元の文章:

馬場:この取り組みのリアルタイムぶりはすごいですよ。他国を見ると、ここまで高い精度で入力できているチームはない。今はどれくらいの頻度で機械学習のサイクルを回しているんでしたっけ?

渡辺:少なくとも5秒に1回のサイクルで回しています。そういう分析結果をどのタイミングで伝えるかといえば、サーブを打つ前です。どうブロックするか、といった指示を監督が出します。

つまりサーブを打つまでに、情報が最新になってないといけない。その直前のプレーで、相手の何番がアタックをミスしたという情報までもが反映されます。

セッター心理も考慮

セッターの心理としては、アタックミスをした選手にもう一度上げるというのは一般的にはやりづらく、そういうリアルタイムの情報を加味して、機械学習が最適解を出力します。

馬場:バレーボールは止まっている時間が長いスポーツで、サーブを打つまでに何秒あるんでしたっけ?

渡辺:サーブの笛が鳴ってから、8秒以内に打てばいいんですね。あとはどちらかに点が入ってホイッスルが鳴ってから、次のサーブの笛が鳴るまで15秒ある。そういう時間をうまく使います。

この前のW杯から僕もベンチに入って、より選手や監督・コーチに近い位置で情報を提供するようになりました。

高まり続けるアナリストの存在感

馬場:それはすごく画期的なことですね。どのスポーツにおいても、ベンチに座ってサーブの指示を出すといったコア業務に関わっているアナリストはそうはいない。

渡辺:最初はベンチの外から情報を入れていたんですけど、2015年にレギュレーションが変わったんですね。昔はメディカルスタッフが2人入らなければいけないというルールだったんですが、それがなくなった。

それならアナリストがベンチに入ったら、もっと情報を生かせるのではないかとなったんです。監督の横に座って。メンバーチェンジの札を用意したりもしていますけど(笑)。

渡された資料:
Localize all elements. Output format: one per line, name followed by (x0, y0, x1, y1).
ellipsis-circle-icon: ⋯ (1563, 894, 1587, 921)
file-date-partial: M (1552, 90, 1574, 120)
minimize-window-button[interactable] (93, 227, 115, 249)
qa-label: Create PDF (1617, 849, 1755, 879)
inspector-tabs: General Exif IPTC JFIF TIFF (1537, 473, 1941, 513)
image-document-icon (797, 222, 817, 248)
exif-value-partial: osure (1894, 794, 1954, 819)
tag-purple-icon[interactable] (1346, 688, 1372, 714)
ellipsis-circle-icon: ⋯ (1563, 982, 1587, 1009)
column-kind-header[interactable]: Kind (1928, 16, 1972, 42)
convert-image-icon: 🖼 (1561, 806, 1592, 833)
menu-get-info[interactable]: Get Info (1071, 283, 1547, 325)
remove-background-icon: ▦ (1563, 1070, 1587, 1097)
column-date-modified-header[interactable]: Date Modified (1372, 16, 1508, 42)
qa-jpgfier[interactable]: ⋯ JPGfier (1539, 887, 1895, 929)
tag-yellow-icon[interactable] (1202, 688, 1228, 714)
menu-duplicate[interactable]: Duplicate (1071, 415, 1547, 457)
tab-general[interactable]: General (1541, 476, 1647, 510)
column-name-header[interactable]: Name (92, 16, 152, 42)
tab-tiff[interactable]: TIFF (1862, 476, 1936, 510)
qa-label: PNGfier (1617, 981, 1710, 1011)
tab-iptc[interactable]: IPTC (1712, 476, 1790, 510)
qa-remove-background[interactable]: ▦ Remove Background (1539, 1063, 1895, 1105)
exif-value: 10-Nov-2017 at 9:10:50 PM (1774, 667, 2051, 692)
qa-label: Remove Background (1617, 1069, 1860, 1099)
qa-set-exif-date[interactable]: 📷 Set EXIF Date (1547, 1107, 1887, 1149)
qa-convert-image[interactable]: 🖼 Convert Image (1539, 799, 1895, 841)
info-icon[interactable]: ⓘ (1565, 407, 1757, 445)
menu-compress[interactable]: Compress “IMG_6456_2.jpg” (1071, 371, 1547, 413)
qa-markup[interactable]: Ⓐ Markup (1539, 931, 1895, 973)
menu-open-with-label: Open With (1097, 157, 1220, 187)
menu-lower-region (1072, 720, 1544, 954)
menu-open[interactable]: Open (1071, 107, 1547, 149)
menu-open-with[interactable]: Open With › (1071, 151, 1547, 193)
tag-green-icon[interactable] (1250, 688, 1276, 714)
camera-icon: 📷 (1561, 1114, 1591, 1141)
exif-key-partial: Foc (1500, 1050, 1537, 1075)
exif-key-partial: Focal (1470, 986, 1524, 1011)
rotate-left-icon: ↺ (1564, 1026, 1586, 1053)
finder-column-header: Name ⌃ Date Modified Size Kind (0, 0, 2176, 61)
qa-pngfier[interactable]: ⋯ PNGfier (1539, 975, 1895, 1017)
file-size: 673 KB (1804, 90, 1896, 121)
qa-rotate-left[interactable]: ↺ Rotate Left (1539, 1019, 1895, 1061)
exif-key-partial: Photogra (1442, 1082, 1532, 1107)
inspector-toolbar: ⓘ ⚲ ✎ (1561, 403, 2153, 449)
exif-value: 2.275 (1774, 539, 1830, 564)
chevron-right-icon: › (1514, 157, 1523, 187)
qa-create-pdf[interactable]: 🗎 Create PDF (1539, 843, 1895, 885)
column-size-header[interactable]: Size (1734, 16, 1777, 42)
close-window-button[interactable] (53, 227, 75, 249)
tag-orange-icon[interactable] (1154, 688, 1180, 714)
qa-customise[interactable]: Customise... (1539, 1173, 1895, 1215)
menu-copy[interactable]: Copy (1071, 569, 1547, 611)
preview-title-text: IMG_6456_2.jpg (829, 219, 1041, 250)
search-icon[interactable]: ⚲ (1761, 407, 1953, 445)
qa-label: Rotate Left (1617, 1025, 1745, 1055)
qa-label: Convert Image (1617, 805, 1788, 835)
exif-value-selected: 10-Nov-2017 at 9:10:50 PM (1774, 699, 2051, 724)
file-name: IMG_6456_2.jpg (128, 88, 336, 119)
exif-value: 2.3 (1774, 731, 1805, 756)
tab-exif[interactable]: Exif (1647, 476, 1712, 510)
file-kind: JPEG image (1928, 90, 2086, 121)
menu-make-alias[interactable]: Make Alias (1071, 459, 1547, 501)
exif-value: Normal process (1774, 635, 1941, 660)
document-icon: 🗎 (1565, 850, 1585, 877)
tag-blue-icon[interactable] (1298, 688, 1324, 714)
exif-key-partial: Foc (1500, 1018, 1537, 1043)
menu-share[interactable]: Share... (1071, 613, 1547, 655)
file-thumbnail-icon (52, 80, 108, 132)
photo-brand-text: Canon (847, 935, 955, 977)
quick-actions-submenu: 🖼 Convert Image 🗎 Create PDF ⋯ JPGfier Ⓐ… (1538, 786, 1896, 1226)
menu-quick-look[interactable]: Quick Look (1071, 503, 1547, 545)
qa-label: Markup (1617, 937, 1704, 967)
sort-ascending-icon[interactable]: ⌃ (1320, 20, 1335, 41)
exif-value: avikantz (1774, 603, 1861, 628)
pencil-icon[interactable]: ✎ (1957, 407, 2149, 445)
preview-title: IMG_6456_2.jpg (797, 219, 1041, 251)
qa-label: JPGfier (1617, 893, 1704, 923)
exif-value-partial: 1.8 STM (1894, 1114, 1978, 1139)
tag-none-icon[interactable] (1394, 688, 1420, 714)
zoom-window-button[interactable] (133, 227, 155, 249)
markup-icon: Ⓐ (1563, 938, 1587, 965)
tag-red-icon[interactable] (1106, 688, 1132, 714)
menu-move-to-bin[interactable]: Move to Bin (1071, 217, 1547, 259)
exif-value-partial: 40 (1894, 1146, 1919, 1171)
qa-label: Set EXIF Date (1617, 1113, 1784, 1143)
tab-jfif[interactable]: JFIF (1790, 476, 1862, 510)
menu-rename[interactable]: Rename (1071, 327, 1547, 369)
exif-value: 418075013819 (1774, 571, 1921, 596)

出された課題 1:
バレーボールのデータ分析についての対談では、機械学習のサイクルをどれくらいの頻度で回していると言っていますか。
出された課題 2:
バレーボールのアナリストについての対談を、最後の文のあとから書き進めてください。

書いた答え 1:
少なくとも5秒に1回です。

書いた答え 2:
コーチと機械、両方に聞く

──コーチによる分析データと、機械による完全な客観データをどう監督に伝えているのでしょうか。

渡辺:監督が面白いのは、8月と9月のW杯で機械学習のトライアルをしたときに、まずはコーチに「次はどこに来ると思う?」と聞く。

コーチは今まで通りのオペレーションで予想をします。で、次に監督は僕のほうを見て「SAPは?」と聞く。監督は両方をうまく活用しています。

──今後の可能性は?

渡辺:8月、9月の大会が終わった後にスタッフミーティングをしたときも、この取り組みはまだまだ可能性があるから、より精度を上げられるようにさらに力を入れようということになりました。

こちら側も、そもそも機械学習とは何なのか、どう活用できるかをもっと勉強する。すでにSAPさんやブレインパッドさんにはバレーボールのことを奥深くまで勉強していただいていますから、僕たちも機械学習を理解しなければなりません。

昨年12月に開催されたSAJ2014で、渡辺啓太はバレーボールにおけるデータ分析の取り組みを紹介。iPadに分析結果を表示して、リアルタイム分析に力を入れている

昨年12月に開催されたSAJ2014で、渡辺啓太はバレーボールにおけるデータ分析の取り組みを紹介。分析結果の表示にiPadを活用している

分析におけるUIの大切さ

──機械学習には、SAPのどんなソフトを使っているのでしょうか。

馬場:「SAPブレディクティブ・アナリティクス」というものです。小売業界などで使われているのですが、それをバレーボールのエッセンスを考慮して使うわけです。

渡辺:表示するUIにもこだわって、監督の意見をふんだんに取り入れていただいています。おかげで試合中にぱっと見て、直感的にわかるようになっている。

いくら良い分析があっても、試合中は見る時間が限られている。分析が高度化すればするほど、すごくUIは大事ですよ。

ドイツ代表も機械学習に着手

──ほかにスポーツ界で機械学習を使っているところはありますか。

馬場:サッカードイツ代表はパイロット版をつくり始めていますが、ここまでリアルタイムでやっているところはほかにないと思います。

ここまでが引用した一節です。